[Given data]
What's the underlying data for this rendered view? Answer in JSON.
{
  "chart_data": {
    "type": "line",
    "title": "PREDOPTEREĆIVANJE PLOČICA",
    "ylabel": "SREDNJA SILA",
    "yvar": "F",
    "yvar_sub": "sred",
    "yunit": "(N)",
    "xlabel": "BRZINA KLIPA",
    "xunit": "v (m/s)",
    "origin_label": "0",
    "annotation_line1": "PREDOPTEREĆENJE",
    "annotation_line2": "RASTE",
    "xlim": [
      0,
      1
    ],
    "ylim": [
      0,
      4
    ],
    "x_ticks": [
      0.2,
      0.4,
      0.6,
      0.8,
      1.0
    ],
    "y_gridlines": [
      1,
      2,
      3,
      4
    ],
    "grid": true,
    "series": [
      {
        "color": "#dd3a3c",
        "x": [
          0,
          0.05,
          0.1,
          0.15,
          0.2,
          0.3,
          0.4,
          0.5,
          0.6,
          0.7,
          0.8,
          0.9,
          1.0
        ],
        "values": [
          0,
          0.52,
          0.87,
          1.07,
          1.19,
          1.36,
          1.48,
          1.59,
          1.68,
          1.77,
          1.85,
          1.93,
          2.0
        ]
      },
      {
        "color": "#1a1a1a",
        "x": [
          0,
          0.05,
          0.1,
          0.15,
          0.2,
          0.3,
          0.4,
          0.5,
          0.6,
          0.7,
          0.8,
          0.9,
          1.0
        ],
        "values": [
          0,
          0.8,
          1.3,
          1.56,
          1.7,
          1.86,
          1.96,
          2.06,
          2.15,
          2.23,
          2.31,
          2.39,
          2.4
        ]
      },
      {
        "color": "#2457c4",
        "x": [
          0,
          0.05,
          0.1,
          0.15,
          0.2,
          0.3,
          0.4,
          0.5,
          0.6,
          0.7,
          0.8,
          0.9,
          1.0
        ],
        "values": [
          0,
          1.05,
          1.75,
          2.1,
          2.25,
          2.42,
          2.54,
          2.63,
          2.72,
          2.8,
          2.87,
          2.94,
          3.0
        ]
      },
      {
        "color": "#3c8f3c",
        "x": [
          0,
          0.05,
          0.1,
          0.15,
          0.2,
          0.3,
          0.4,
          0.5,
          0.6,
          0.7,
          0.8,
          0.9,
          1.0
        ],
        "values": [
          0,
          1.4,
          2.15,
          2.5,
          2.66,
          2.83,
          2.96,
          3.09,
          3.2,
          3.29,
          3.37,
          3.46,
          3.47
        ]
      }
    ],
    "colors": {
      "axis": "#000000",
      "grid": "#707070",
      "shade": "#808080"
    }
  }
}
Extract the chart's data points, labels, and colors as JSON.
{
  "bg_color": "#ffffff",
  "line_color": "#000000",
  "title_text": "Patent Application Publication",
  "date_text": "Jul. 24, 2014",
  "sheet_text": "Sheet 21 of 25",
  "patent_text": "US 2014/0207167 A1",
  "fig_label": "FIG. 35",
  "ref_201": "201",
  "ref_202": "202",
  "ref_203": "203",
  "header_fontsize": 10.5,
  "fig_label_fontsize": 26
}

[The problem] Every line above should be retyped exactly as given.

[Reply to the exercise]
What's the underlying data for this rendered view? Answer in JSON.
{
  "chart_data": {
    "type": "line",
    "title": "PREDOPTEREĆIVANJE PLOČICA",
    "ylabel": "SREDNJA SILA",
    "yvar": "F",
    "yvar_sub": "sred",
    "yunit": "(N)",
    "xlabel": "BRZINA KLIPA",
    "xunit": "v (m/s)",
    "origin_label": "0",
    "annotation_line1": "PREDOPTEREĆENJE",
    "annotation_line2": "RASTE",
    "xlim": [
      0,
      1
    ],
    "ylim": [
      0,
      4
    ],
    "x_ticks": [
      0.2,
      0.4,
      0.6,
      0.8,
      1.0
    ],
    "y_gridlines": [
      1,
      2,
      3,
      4
    ],
    "grid": true,
    "series": [
      {
        "color": "#dd3a3c",
        "x": [
          0,
          0.05,
          0.1,
          0.15,
          0.2,
          0.3,
          0.4,
          0.5,
          0.6,
          0.7,
          0.8,
          0.9,
          1.0
        ],
        "values": [
          0,
          0.52,
          0.87,
          1.07,
          1.19,
          1.36,
          1.48,
          1.59,
          1.68,
          1.77,
          1.85,
          1.93,
          2.0
        ]
      },
      {
        "color": "#1a1a1a",
        "x": [
          0,
          0.05,
          0.1,
          0.15,
          0.2,
          0.3,
          0.4,
          0.5,
          0.6,
          0.7,
          0.8,
          0.9,
          1.0
        ],
        "values": [
          0,
          0.8,
          1.3,
          1.56,
          1.7,
          1.86,
          1.96,
          2.06,
          2.15,
          2.23,
          2.31,
          2.39,
          2.4
        ]
      },
      {
        "color": "#2457c4",
        "x": [
          0,
          0.05,
          0.1,
          0.15,
          0.2,
          0.3,
          0.4,
          0.5,
          0.6,
          0.7,
          0.8,
          0.9,
          1.0
        ],
        "values": [
          0,
          1.05,
          1.75,
          2.1,
          2.25,
          2.42,
          2.54,
          2.63,
          2.72,
          2.8,
          2.87,
          2.94,
          3.0
        ]
      },
      {
        "color": "#3c8f3c",
        "x": [
          0,
          0.05,
          0.1,
          0.15,
          0.2,
          0.3,
          0.4,
          0.5,
          0.6,
          0.7,
          0.8,
          0.9,
          1.0
        ],
        "values": [
          0,
          1.4,
          2.15,
          2.5,
          2.66,
          2.83,
          2.96,
          3.09,
          3.2,
          3.29,
          3.37,
          3.46,
          3.47
        ]
      }
    ],
    "colors": {
      "axis": "#000000",
      "grid": "#707070",
      "shade": "#808080"
    }
  }
}
Extract the chart's data points, labels, and colors as JSON.
{
  "bg_color": "#ffffff",
  "line_color": "#000000",
  "title_text": "Patent Application Publication",
  "date_text": "Jul. 24, 2014",
  "sheet_text": "Sheet 21 of 25",
  "patent_text": "US 2014/0207167 A1",
  "fig_label": "FIG. 35",
  "ref_201": "201",
  "ref_202": "202",
  "ref_203": "203",
  "header_fontsize": 10.5,
  "fig_label_fontsize": 26
}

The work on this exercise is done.